» **WHAT THIS TASK INVOLVES**: Write out the entries verbatim and leave the images out of the copy.

» **DATA FOR PROCESSING**:
-------
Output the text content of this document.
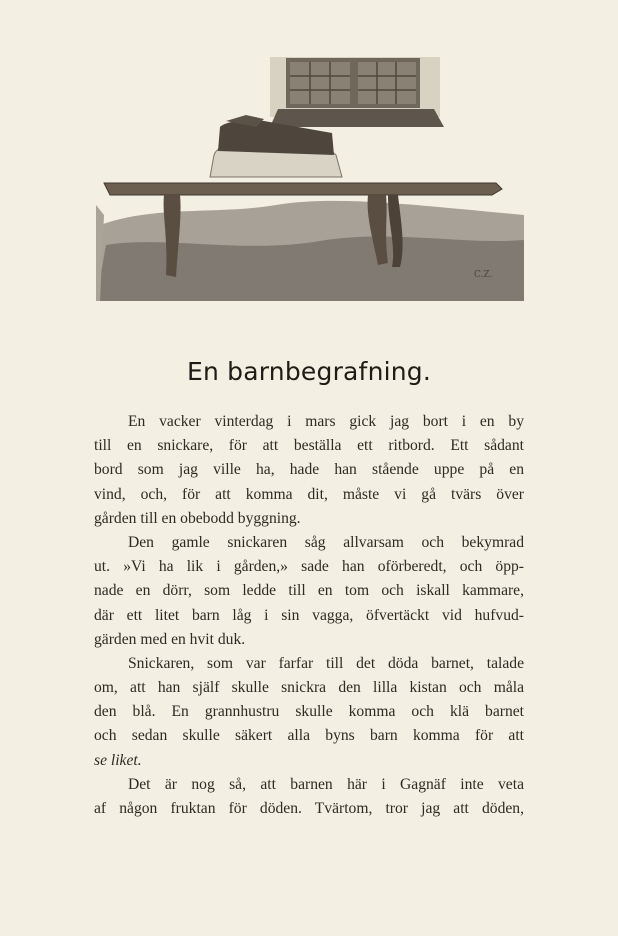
C.Z.
En barnbegrafning.
En vacker vinterdag i mars gick jag bort i en by
till en snickare, för att beställa ett ritbord. Ett sådant
bord som jag ville ha, hade han stående uppe på en
vind, och, för att komma dit, måste vi gå tvärs över
gården till en obebodd byggning.
Den gamle snickaren såg allvarsam och bekymrad
ut. »Vi ha lik i gården,» sade han oförberedt, och öpp-
nade en dörr, som ledde till en tom och iskall kammare,
där ett litet barn låg i sin vagga, öfvertäckt vid hufvud-
gärden med en hvit duk.
Snickaren, som var farfar till det döda barnet, talade
om, att han själf skulle snickra den lilla kistan och måla
den blå. En grannhustru skulle komma och klä barnet
och sedan skulle säkert alla byns barn komma för att
se liket.
Det är nog så, att barnen här i Gagnäf inte veta
af någon fruktan för döden. Tvärtom, tror jag att döden,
-------
» **EXERCISE SOLUTION**:
Output the text content of this document.
C.Z.
En barnbegrafning.
En vacker vinterdag i mars gick jag bort i en by
till en snickare, för att beställa ett ritbord. Ett sådant
bord som jag ville ha, hade han stående uppe på en
vind, och, för att komma dit, måste vi gå tvärs över
gården till en obebodd byggning.
Den gamle snickaren såg allvarsam och bekymrad
ut. »Vi ha lik i gården,» sade han oförberedt, och öpp-
nade en dörr, som ledde till en tom och iskall kammare,
där ett litet barn låg i sin vagga, öfvertäckt vid hufvud-
gärden med en hvit duk.
Snickaren, som var farfar till det döda barnet, talade
om, att han själf skulle snickra den lilla kistan och måla
den blå. En grannhustru skulle komma och klä barnet
och sedan skulle säkert alla byns barn komma för att
se liket.
Det är nog så, att barnen här i Gagnäf inte veta
af någon fruktan för döden. Tvärtom, tror jag att döden,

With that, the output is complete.